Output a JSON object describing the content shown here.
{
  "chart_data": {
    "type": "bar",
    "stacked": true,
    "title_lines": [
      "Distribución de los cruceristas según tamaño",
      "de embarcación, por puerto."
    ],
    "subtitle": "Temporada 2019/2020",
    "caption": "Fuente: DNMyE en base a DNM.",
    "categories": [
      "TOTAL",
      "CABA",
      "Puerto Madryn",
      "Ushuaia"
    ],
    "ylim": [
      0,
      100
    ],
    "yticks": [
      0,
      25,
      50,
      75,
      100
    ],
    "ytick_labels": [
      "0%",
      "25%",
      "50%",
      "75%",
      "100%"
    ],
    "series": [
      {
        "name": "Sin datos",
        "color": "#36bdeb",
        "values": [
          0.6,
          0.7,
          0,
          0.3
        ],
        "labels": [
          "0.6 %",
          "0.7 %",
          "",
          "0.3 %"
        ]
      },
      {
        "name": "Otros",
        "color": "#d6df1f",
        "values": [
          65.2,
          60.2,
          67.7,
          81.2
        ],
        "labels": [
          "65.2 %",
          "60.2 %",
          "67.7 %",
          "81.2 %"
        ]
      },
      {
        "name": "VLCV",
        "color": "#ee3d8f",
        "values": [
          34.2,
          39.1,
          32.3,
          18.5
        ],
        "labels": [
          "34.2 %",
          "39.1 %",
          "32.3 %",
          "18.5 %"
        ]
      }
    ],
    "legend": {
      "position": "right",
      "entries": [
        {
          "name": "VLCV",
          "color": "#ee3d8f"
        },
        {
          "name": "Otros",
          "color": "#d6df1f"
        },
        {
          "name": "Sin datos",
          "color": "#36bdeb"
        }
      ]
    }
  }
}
...
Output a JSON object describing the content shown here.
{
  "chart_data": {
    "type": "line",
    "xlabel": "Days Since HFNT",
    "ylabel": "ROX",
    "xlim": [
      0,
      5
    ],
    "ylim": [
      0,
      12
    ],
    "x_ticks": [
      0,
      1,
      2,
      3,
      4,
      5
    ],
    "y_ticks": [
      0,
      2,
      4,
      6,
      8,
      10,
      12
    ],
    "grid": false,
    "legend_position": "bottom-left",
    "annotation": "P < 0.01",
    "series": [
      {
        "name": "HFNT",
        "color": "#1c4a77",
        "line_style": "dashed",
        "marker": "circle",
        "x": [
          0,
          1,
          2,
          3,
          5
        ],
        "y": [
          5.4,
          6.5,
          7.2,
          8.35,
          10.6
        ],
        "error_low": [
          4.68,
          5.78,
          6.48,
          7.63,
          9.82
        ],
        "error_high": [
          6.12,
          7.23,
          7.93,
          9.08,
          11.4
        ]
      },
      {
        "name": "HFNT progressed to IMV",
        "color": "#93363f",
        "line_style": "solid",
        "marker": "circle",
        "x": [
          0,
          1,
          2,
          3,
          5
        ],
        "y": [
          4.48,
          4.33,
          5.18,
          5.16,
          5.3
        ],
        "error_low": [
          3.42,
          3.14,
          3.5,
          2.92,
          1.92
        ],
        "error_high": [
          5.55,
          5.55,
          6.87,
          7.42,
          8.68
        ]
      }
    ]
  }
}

▸ **THE REQUEST**: Return every line above that contains the word "color".

▸ **RESULT OF THE TASK**:
        "color": "#36bdeb",
        "color": "#d6df1f",
        "color": "#ee3d8f",
          "color": "#ee3d8f"
          "color": "#d6df1f"
          "color": "#36bdeb"
        "color": "#1c4a77",
        "color": "#93363f",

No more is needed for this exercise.